Data records:
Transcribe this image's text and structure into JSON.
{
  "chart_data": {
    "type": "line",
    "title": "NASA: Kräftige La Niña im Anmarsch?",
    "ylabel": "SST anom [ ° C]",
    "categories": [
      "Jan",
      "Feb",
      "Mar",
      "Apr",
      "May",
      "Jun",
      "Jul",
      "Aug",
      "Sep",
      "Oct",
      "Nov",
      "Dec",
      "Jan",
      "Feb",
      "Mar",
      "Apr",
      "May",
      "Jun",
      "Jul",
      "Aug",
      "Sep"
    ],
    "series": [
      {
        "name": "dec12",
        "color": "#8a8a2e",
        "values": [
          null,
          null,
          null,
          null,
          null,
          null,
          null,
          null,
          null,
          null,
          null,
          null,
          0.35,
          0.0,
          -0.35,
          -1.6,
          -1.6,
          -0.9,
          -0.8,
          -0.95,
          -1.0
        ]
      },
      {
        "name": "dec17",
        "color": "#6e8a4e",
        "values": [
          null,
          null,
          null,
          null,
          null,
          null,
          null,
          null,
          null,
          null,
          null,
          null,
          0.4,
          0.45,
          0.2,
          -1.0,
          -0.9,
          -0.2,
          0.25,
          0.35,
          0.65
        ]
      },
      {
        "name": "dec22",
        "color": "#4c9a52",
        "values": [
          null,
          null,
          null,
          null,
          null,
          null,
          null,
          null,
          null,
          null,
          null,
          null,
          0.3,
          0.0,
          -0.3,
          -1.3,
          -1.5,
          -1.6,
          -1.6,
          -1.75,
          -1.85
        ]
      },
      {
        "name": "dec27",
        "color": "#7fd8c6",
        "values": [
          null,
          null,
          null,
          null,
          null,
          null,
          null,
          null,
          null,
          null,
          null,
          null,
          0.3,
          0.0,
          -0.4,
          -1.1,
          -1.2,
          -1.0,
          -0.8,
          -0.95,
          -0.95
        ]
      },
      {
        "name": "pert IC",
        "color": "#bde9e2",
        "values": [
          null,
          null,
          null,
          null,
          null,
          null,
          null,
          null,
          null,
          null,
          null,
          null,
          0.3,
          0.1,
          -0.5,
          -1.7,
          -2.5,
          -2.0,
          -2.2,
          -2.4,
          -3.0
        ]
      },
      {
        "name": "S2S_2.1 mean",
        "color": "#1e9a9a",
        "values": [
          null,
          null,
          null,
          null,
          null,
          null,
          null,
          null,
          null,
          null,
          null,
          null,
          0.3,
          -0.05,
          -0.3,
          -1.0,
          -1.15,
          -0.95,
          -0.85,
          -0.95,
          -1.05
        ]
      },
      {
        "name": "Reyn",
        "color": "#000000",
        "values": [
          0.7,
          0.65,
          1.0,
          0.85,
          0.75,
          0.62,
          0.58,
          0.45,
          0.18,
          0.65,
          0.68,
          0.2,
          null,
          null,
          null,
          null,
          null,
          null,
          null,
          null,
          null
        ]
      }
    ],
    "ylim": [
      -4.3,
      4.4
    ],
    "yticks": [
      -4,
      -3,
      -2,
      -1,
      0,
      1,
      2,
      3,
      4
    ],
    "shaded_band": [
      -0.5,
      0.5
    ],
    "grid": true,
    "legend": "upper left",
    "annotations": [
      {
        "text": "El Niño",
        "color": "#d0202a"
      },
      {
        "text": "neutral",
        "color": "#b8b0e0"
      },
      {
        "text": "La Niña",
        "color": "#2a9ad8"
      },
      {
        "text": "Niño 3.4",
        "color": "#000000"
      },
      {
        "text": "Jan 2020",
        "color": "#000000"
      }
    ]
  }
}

What you need to do:
Write out all the entries exactly.

Correct answer:
Transcribe this image's text and structure into JSON.
{
  "chart_data": {
    "type": "line",
    "title": "NASA: Kräftige La Niña im Anmarsch?",
    "ylabel": "SST anom [ ° C]",
    "categories": [
      "Jan",
      "Feb",
      "Mar",
      "Apr",
      "May",
      "Jun",
      "Jul",
      "Aug",
      "Sep",
      "Oct",
      "Nov",
      "Dec",
      "Jan",
      "Feb",
      "Mar",
      "Apr",
      "May",
      "Jun",
      "Jul",
      "Aug",
      "Sep"
    ],
    "series": [
      {
        "name": "dec12",
        "color": "#8a8a2e",
        "values": [
          null,
          null,
          null,
          null,
          null,
          null,
          null,
          null,
          null,
          null,
          null,
          null,
          0.35,
          0.0,
          -0.35,
          -1.6,
          -1.6,
          -0.9,
          -0.8,
          -0.95,
          -1.0
        ]
      },
      {
        "name": "dec17",
        "color": "#6e8a4e",
        "values": [
          null,
          null,
          null,
          null,
          null,
          null,
          null,
          null,
          null,
          null,
          null,
          null,
          0.4,
          0.45,
          0.2,
          -1.0,
          -0.9,
          -0.2,
          0.25,
          0.35,
          0.65
        ]
      },
      {
        "name": "dec22",
        "color": "#4c9a52",
        "values": [
          null,
          null,
          null,
          null,
          null,
          null,
          null,
          null,
          null,
          null,
          null,
          null,
          0.3,
          0.0,
          -0.3,
          -1.3,
          -1.5,
          -1.6,
          -1.6,
          -1.75,
          -1.85
        ]
      },
      {
        "name": "dec27",
        "color": "#7fd8c6",
        "values": [
          null,
          null,
          null,
          null,
          null,
          null,
          null,
          null,
          null,
          null,
          null,
          null,
          0.3,
          0.0,
          -0.4,
          -1.1,
          -1.2,
          -1.0,
          -0.8,
          -0.95,
          -0.95
        ]
      },
      {
        "name": "pert IC",
        "color": "#bde9e2",
        "values": [
          null,
          null,
          null,
          null,
          null,
          null,
          null,
          null,
          null,
          null,
          null,
          null,
          0.3,
          0.1,
          -0.5,
          -1.7,
          -2.5,
          -2.0,
          -2.2,
          -2.4,
          -3.0
        ]
      },
      {
        "name": "S2S_2.1 mean",
        "color": "#1e9a9a",
        "values": [
          null,
          null,
          null,
          null,
          null,
          null,
          null,
          null,
          null,
          null,
          null,
          null,
          0.3,
          -0.05,
          -0.3,
          -1.0,
          -1.15,
          -0.95,
          -0.85,
          -0.95,
          -1.05
        ]
      },
      {
        "name": "Reyn",
        "color": "#000000",
        "values": [
          0.7,
          0.65,
          1.0,
          0.85,
          0.75,
          0.62,
          0.58,
          0.45,
          0.18,
          0.65,
          0.68,
          0.2,
          null,
          null,
          null,
          null,
          null,
          null,
          null,
          null,
          null
        ]
      }
    ],
    "ylim": [
      -4.3,
      4.4
    ],
    "yticks": [
      -4,
      -3,
      -2,
      -1,
      0,
      1,
      2,
      3,
      4
    ],
    "shaded_band": [
      -0.5,
      0.5
    ],
    "grid": true,
    "legend": "upper left",
    "annotations": [
      {
        "text": "El Niño",
        "color": "#d0202a"
      },
      {
        "text": "neutral",
        "color": "#b8b0e0"
      },
      {
        "text": "La Niña",
        "color": "#2a9ad8"
      },
      {
        "text": "Niño 3.4",
        "color": "#000000"
      },
      {
        "text": "Jan 2020",
        "color": "#000000"
      }
    ]
  }
}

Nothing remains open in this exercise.